Lines of data
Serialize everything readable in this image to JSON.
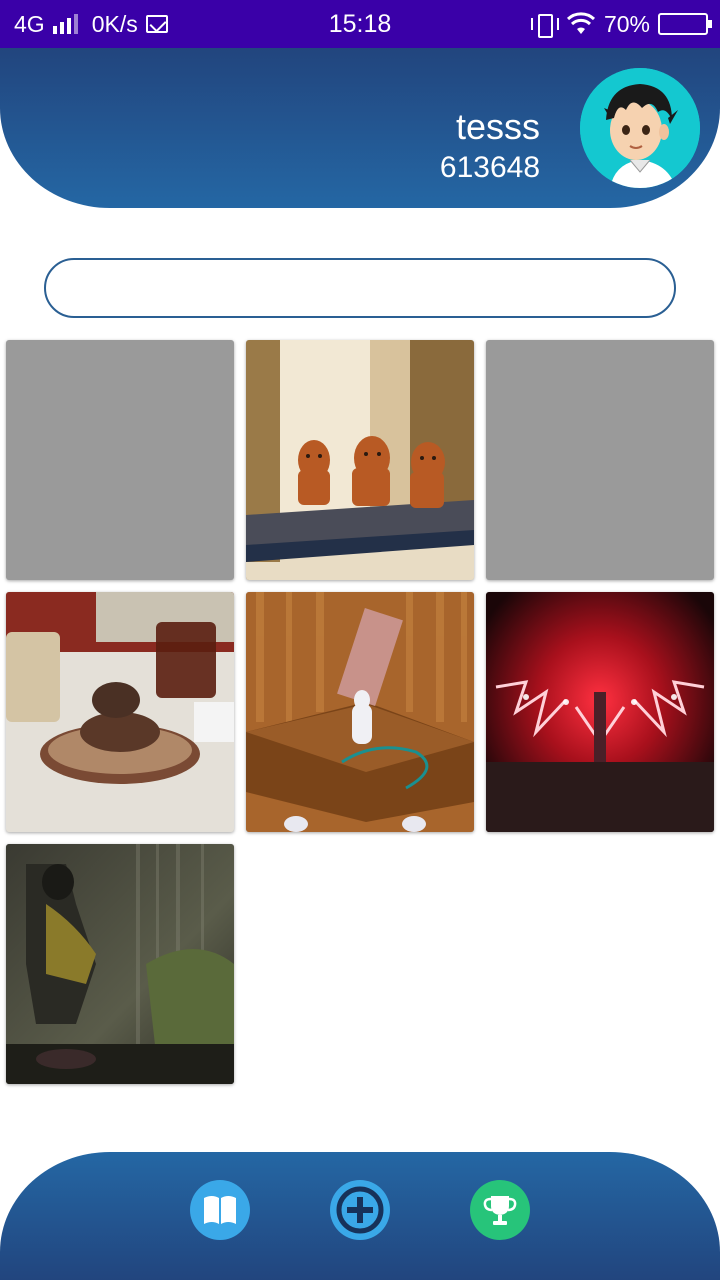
{
  "status_bar": {
    "network": "4G",
    "speed": "0K/s",
    "time": "15:18",
    "battery": "70%",
    "battery_level": 0.7,
    "battery_color": "#f6b800"
  },
  "header": {
    "username": "tesss",
    "user_id": "613648",
    "gradient_top": "#22457e",
    "gradient_bottom": "#2467a4"
  },
  "search": {
    "value": "",
    "placeholder": ""
  },
  "gallery": {
    "items": [
      {
        "name": "placeholder",
        "icon": "gray-placeholder"
      },
      {
        "name": "wooden-animals",
        "icon": "photo"
      },
      {
        "name": "placeholder",
        "icon": "gray-placeholder"
      },
      {
        "name": "dessert-table",
        "icon": "photo"
      },
      {
        "name": "shelf-figurine",
        "icon": "photo"
      },
      {
        "name": "red-swords-art",
        "icon": "photo"
      },
      {
        "name": "dark-hero-art",
        "icon": "photo"
      }
    ]
  },
  "bottom_nav": {
    "items": [
      {
        "icon": "book-icon",
        "color": "#3aa8e8"
      },
      {
        "icon": "add-icon",
        "color": "#3aa8e8"
      },
      {
        "icon": "trophy-icon",
        "color": "#27c47a"
      }
    ]
  }
}
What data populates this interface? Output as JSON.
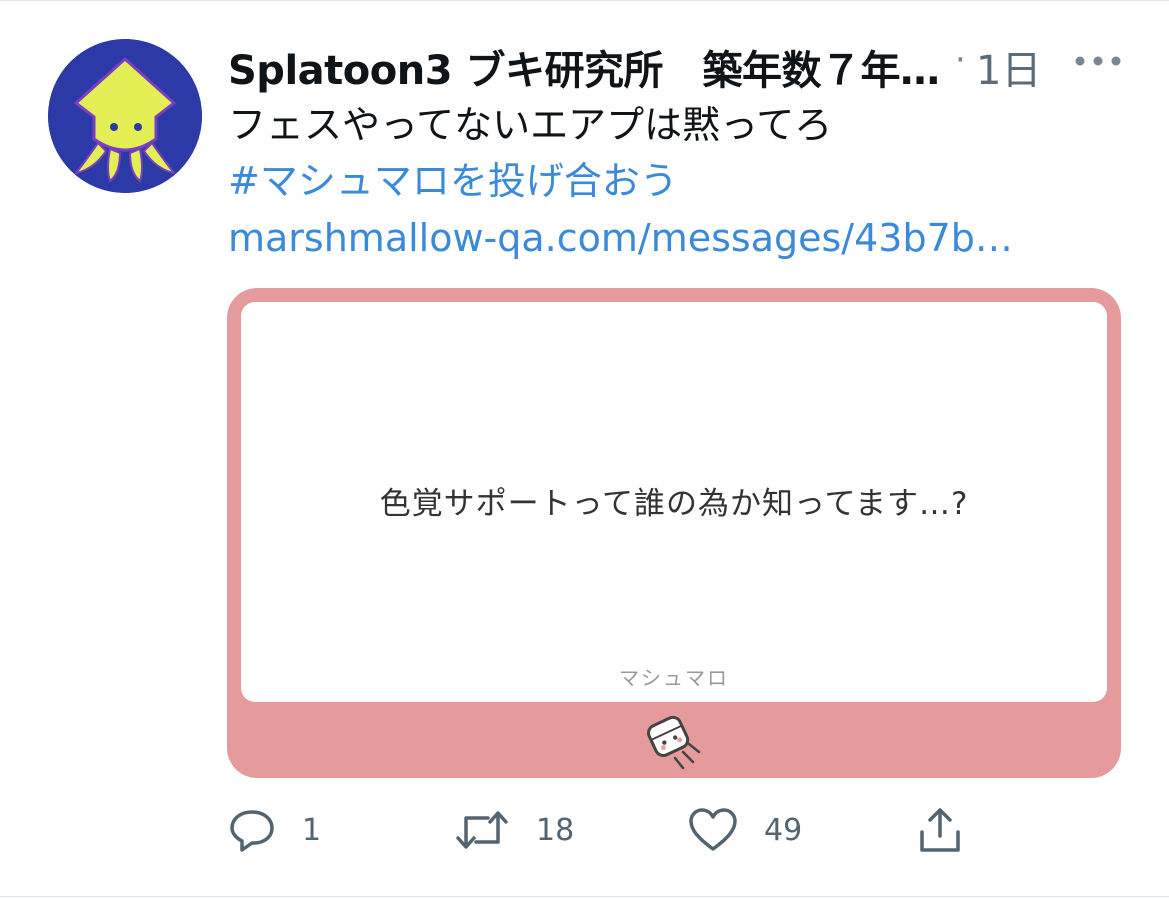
{
  "tweet": {
    "display_name": "Splatoon3 ブキ研究所　築年数７年…",
    "separator": "·",
    "time": "1日",
    "text": "フェスやってないエアプは黙ってろ",
    "hashtag": "#マシュマロを投げ合おう",
    "link": "marshmallow-qa.com/messages/43b7b…"
  },
  "card": {
    "question": "色覚サポートって誰の為か知ってます…?",
    "brand": "マシュマロ",
    "background_color": "#e59b9b"
  },
  "actions": {
    "reply_count": "1",
    "retweet_count": "18",
    "like_count": "49"
  },
  "icons": {
    "avatar": "squid-avatar-icon",
    "more": "more-dots-icon",
    "reply": "reply-bubble-icon",
    "retweet": "retweet-arrows-icon",
    "like": "heart-icon",
    "share": "share-upload-icon",
    "card_logo": "marshmallow-logo-icon"
  },
  "colors": {
    "link": "#3b8ad9",
    "text": "#0f1419",
    "muted": "#536471"
  }
}
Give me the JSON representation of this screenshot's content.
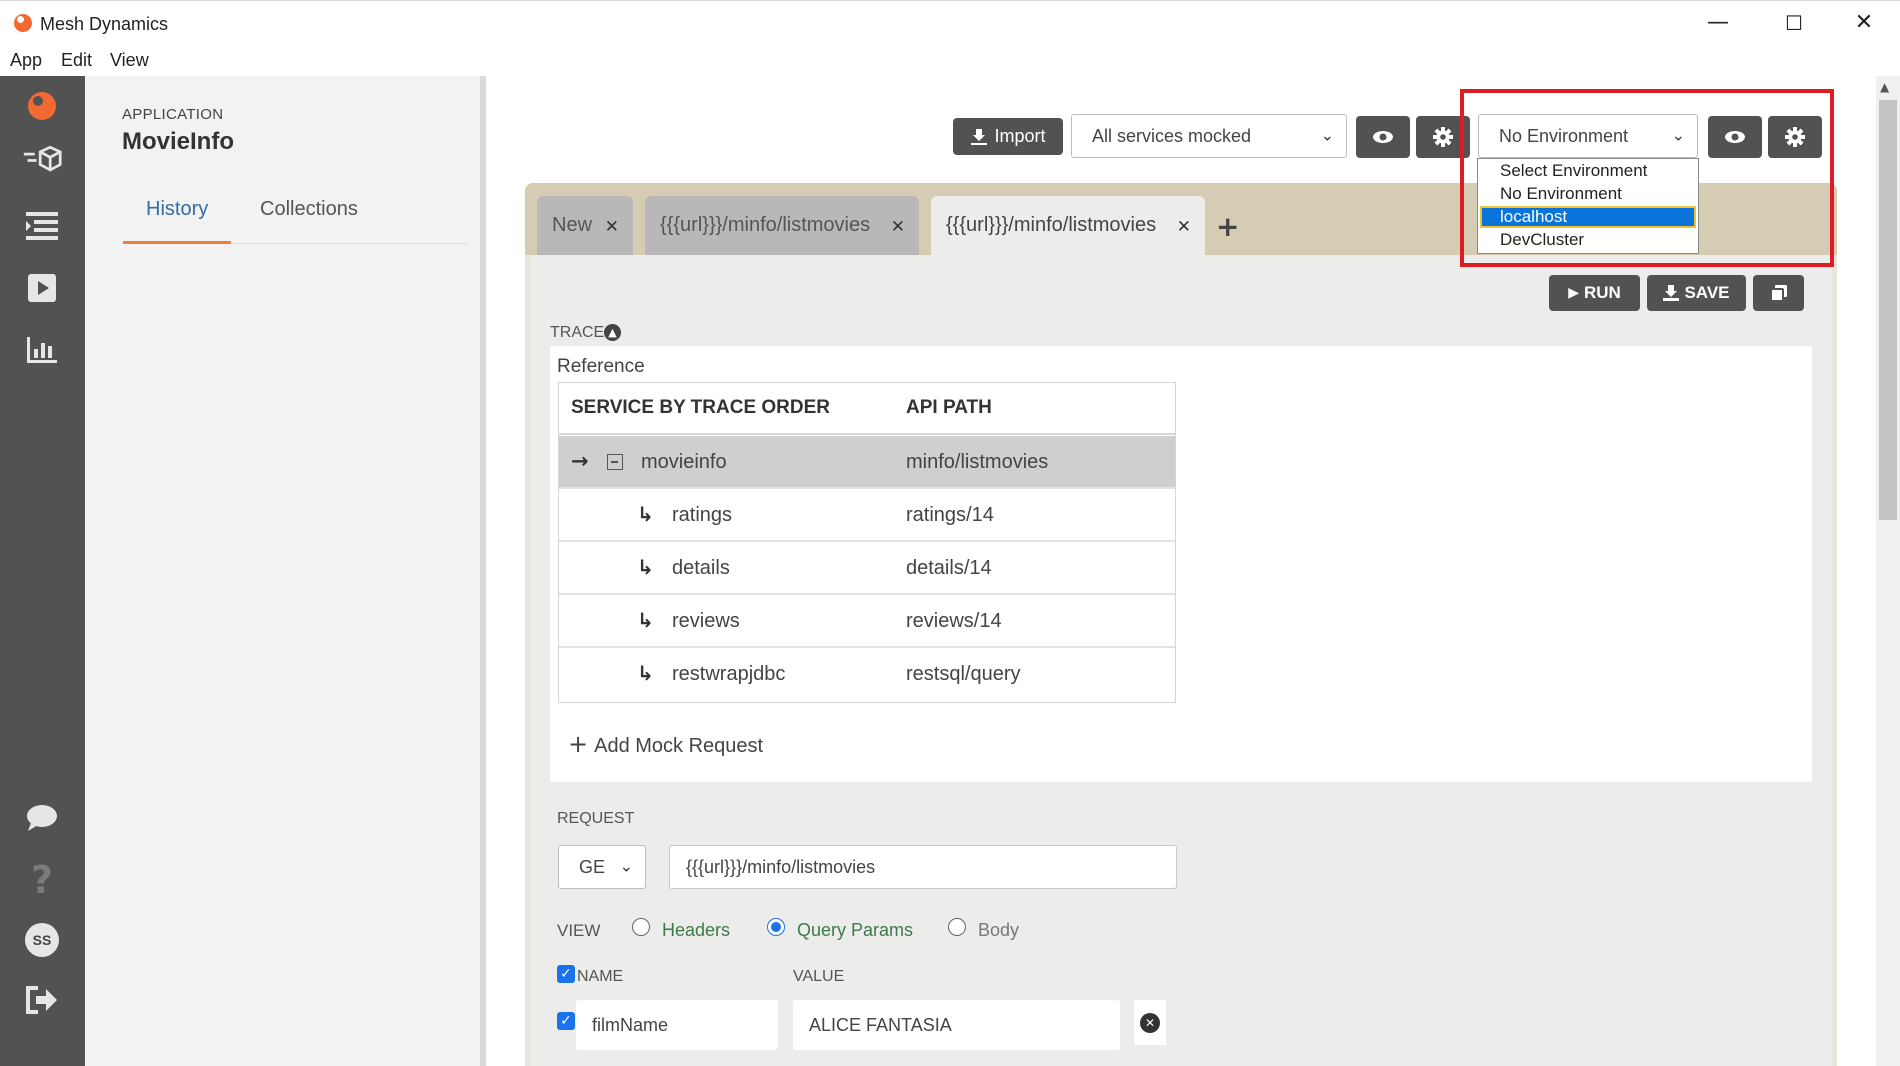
{
  "window": {
    "title": "Mesh Dynamics",
    "minimize": "—",
    "maximize": "☐",
    "close": "✕"
  },
  "menu": [
    "App",
    "Edit",
    "View"
  ],
  "rail": {
    "icons": [
      "logo-icon",
      "mock-services-icon",
      "test-suites-icon",
      "run-icon",
      "reports-icon",
      "chat-icon",
      "help-icon",
      "avatar",
      "logout-icon"
    ],
    "avatar_initials": "SS"
  },
  "side": {
    "app_label": "APPLICATION",
    "app_name": "MovieInfo",
    "tabs": [
      "History",
      "Collections"
    ],
    "active_tab": "History"
  },
  "toolbar": {
    "import_label": "Import",
    "mock_select_value": "All services mocked",
    "env_select_value": "No Environment"
  },
  "env_dropdown": {
    "options": [
      "Select Environment",
      "No Environment",
      "localhost",
      "DevCluster"
    ],
    "highlighted": "localhost"
  },
  "tabs": [
    {
      "label": "New",
      "active": false
    },
    {
      "label": "{{{url}}}/minfo/listmovies",
      "active": false
    },
    {
      "label": "{{{url}}}/minfo/listmovies",
      "active": true
    }
  ],
  "actions": {
    "run": "RUN",
    "save": "SAVE"
  },
  "trace": {
    "label": "TRACE",
    "reference_label": "Reference",
    "columns": [
      "SERVICE BY TRACE ORDER",
      "API PATH"
    ],
    "rows": [
      {
        "service": "movieinfo",
        "path": "minfo/listmovies",
        "selected": true
      },
      {
        "service": "ratings",
        "path": "ratings/14"
      },
      {
        "service": "details",
        "path": "details/14"
      },
      {
        "service": "reviews",
        "path": "reviews/14"
      },
      {
        "service": "restwrapjdbc",
        "path": "restsql/query"
      }
    ],
    "add_mock_label": "Add Mock Request"
  },
  "request": {
    "label": "REQUEST",
    "method": "GE",
    "url": "{{{url}}}/minfo/listmovies",
    "view_label": "VIEW",
    "views": [
      "Headers",
      "Query Params",
      "Body"
    ],
    "active_view": "Query Params",
    "params_header": {
      "name": "NAME",
      "value": "VALUE"
    },
    "params": [
      {
        "name": "filmName",
        "value": "ALICE FANTASIA",
        "enabled": true
      }
    ]
  },
  "colors": {
    "accent": "#f07d3a",
    "highlight_box": "#e01b24",
    "selection": "#0a74da",
    "dark_button": "#525252",
    "tab_strip": "#d6ccb4",
    "green_text": "#3d7a4a"
  }
}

> WHAT IS BEING ASKED: Restate the whole of the material word for word without the pictures.

> EXERCISE RESPONSE:
Serialize everything readable in this image to JSON.
{
  "status_bar": {
    "network": "4G",
    "speed": "0K/s",
    "time": "15:18",
    "battery": "70%",
    "battery_level": 0.7,
    "battery_color": "#f6b800"
  },
  "header": {
    "username": "tesss",
    "user_id": "613648",
    "gradient_top": "#22457e",
    "gradient_bottom": "#2467a4"
  },
  "search": {
    "value": "",
    "placeholder": ""
  },
  "gallery": {
    "items": [
      {
        "name": "placeholder",
        "icon": "gray-placeholder"
      },
      {
        "name": "wooden-animals",
        "icon": "photo"
      },
      {
        "name": "placeholder",
        "icon": "gray-placeholder"
      },
      {
        "name": "dessert-table",
        "icon": "photo"
      },
      {
        "name": "shelf-figurine",
        "icon": "photo"
      },
      {
        "name": "red-swords-art",
        "icon": "photo"
      },
      {
        "name": "dark-hero-art",
        "icon": "photo"
      }
    ]
  },
  "bottom_nav": {
    "items": [
      {
        "icon": "book-icon",
        "color": "#3aa8e8"
      },
      {
        "icon": "add-icon",
        "color": "#3aa8e8"
      },
      {
        "icon": "trophy-icon",
        "color": "#27c47a"
      }
    ]
  }
}
What data populates this interface? Output as JSON.
{
  "tweet": {
    "display_name": "Splatoon3 ブキ研究所　築年数７年…",
    "separator": "·",
    "time": "1日",
    "text": "フェスやってないエアプは黙ってろ",
    "hashtag": "#マシュマロを投げ合おう",
    "link": "marshmallow-qa.com/messages/43b7b…"
  },
  "card": {
    "question": "色覚サポートって誰の為か知ってます…?",
    "brand": "マシュマロ",
    "background_color": "#e59b9b"
  },
  "actions": {
    "reply_count": "1",
    "retweet_count": "18",
    "like_count": "49"
  },
  "icons": {
    "avatar": "squid-avatar-icon",
    "more": "more-dots-icon",
    "reply": "reply-bubble-icon",
    "retweet": "retweet-arrows-icon",
    "like": "heart-icon",
    "share": "share-upload-icon",
    "card_logo": "marshmallow-logo-icon"
  },
  "colors": {
    "link": "#3b8ad9",
    "text": "#0f1419",
    "muted": "#536471"
  }
}
Give me the JSON representation of this screenshot's content.
{
  "window": {
    "title": "Mesh Dynamics",
    "minimize": "—",
    "maximize": "☐",
    "close": "✕"
  },
  "menu": [
    "App",
    "Edit",
    "View"
  ],
  "rail": {
    "icons": [
      "logo-icon",
      "mock-services-icon",
      "test-suites-icon",
      "run-icon",
      "reports-icon",
      "chat-icon",
      "help-icon",
      "avatar",
      "logout-icon"
    ],
    "avatar_initials": "SS"
  },
  "side": {
    "app_label": "APPLICATION",
    "app_name": "MovieInfo",
    "tabs": [
      "History",
      "Collections"
    ],
    "active_tab": "History"
  },
  "toolbar": {
    "import_label": "Import",
    "mock_select_value": "All services mocked",
    "env_select_value": "No Environment"
  },
  "env_dropdown": {
    "options": [
      "Select Environment",
      "No Environment",
      "localhost",
      "DevCluster"
    ],
    "highlighted": "localhost"
  },
  "tabs": [
    {
      "label": "New",
      "active": false
    },
    {
      "label": "{{{url}}}/minfo/listmovies",
      "active": false
    },
    {
      "label": "{{{url}}}/minfo/listmovies",
      "active": true
    }
  ],
  "actions": {
    "run": "RUN",
    "save": "SAVE"
  },
  "trace": {
    "label": "TRACE",
    "reference_label": "Reference",
    "columns": [
      "SERVICE BY TRACE ORDER",
      "API PATH"
    ],
    "rows": [
      {
        "service": "movieinfo",
        "path": "minfo/listmovies",
        "selected": true
      },
      {
        "service": "ratings",
        "path": "ratings/14"
      },
      {
        "service": "details",
        "path": "details/14"
      },
      {
        "service": "reviews",
        "path": "reviews/14"
      },
      {
        "service": "restwrapjdbc",
        "path": "restsql/query"
      }
    ],
    "add_mock_label": "Add Mock Request"
  },
  "request": {
    "label": "REQUEST",
    "method": "GE",
    "url": "{{{url}}}/minfo/listmovies",
    "view_label": "VIEW",
    "views": [
      "Headers",
      "Query Params",
      "Body"
    ],
    "active_view": "Query Params",
    "params_header": {
      "name": "NAME",
      "value": "VALUE"
    },
    "params": [
      {
        "name": "filmName",
        "value": "ALICE FANTASIA",
        "enabled": true
      }
    ]
  },
  "colors": {
    "accent": "#f07d3a",
    "highlight_box": "#e01b24",
    "selection": "#0a74da",
    "dark_button": "#525252",
    "tab_strip": "#d6ccb4",
    "green_text": "#3d7a4a"
  }
}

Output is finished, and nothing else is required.